**** Data for this exercise ****
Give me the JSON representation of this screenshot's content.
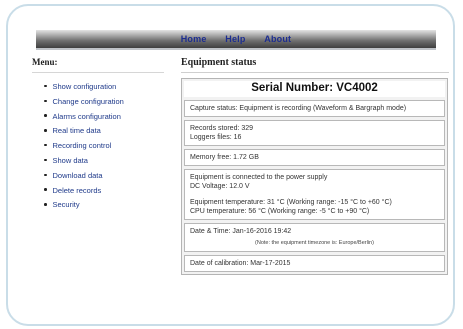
{
  "nav": {
    "items": [
      "Home",
      "Help",
      "About"
    ]
  },
  "menu": {
    "title": "Menu:",
    "items": [
      "Show configuration",
      "Change configuration",
      "Alarms configuration",
      "Real time data",
      "Recording control",
      "Show data",
      "Download data",
      "Delete records",
      "Security"
    ]
  },
  "main": {
    "title": "Equipment status",
    "serial": "Serial Number: VC4002",
    "capture_status": "Capture status: Equipment is recording (Waveform & Bargraph mode)",
    "records_stored": "Records stored: 329",
    "loggers_files": "Loggers files: 16",
    "memory_free": "Memory free: 1.72 GB",
    "power": "Equipment is connected to the power supply",
    "dc_voltage": "DC Voltage: 12.0 V",
    "equipment_temperature": "Equipment temperature: 31 °C (Working range: -15 °C to +60 °C)",
    "cpu_temperature": "CPU temperature: 56 °C (Working range: -5 °C to +90 °C)",
    "date_time": "Date & Time: Jan-16-2016 19:42",
    "timezone_note": "(Note: the equipment timezone is: Europe/Berlin)",
    "calibration_date": "Date of calibration: Mar-17-2015"
  },
  "colors": {
    "link": "#1f3a8a",
    "nav_text": "#1d2d8f",
    "frame_border": "#c9dde8"
  }
}
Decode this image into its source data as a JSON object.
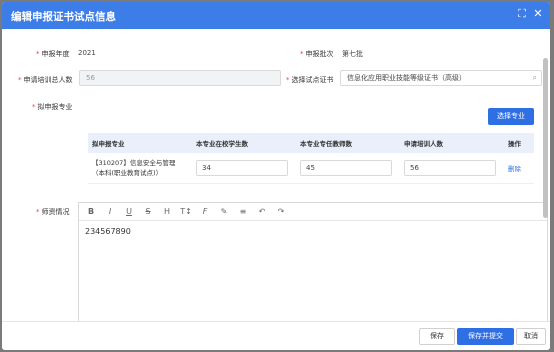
{
  "dialog": {
    "title": "编辑申报证书试点信息",
    "fullscreen_icon": "expand-icon",
    "close_icon": "close-icon"
  },
  "form": {
    "year_label": "申报年度",
    "year_value": "2021",
    "batch_label": "申报批次",
    "batch_value": "第七批",
    "trainee_label": "申请培训总人数",
    "trainee_value": "56",
    "cert_label": "选择试点证书",
    "cert_value": "信息化应用职业技能等级证书（高级）",
    "major_label": "拟申报专业",
    "select_major_button": "选择专业",
    "teacher_label": "师资情况"
  },
  "table": {
    "headers": [
      "拟申报专业",
      "本专业在校学生数",
      "本专业专任教师数",
      "申请培训人数",
      "操作"
    ],
    "rows": [
      {
        "major": "【310207】信息安全与管理（本科(职业教育试点)）",
        "students": "34",
        "teachers": "45",
        "trainees": "56",
        "action": "删除"
      }
    ]
  },
  "editor": {
    "tools": [
      "bold-icon",
      "italic-icon",
      "underline-icon",
      "strikethrough-icon",
      "heading-icon",
      "font-size-icon",
      "text-color-icon",
      "highlight-icon",
      "align-icon",
      "undo-icon",
      "redo-icon"
    ],
    "tool_glyphs": [
      "B",
      "I",
      "U",
      "S",
      "H",
      "T↕",
      "F",
      "✎",
      "≡",
      "↶",
      "↷"
    ],
    "content": "234567890"
  },
  "footer": {
    "save": "保存",
    "save_submit": "保存并提交",
    "cancel": "取消"
  },
  "colors": {
    "primary": "#2f6fe4",
    "titlebar": "#3d7de8",
    "required": "#e04646"
  }
}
****
Instructions for the task —
List every line from the entries above in which "content" appears.

Solution to this problem —
Give me the JSON representation of this screenshot's content.
    "content": "234567890"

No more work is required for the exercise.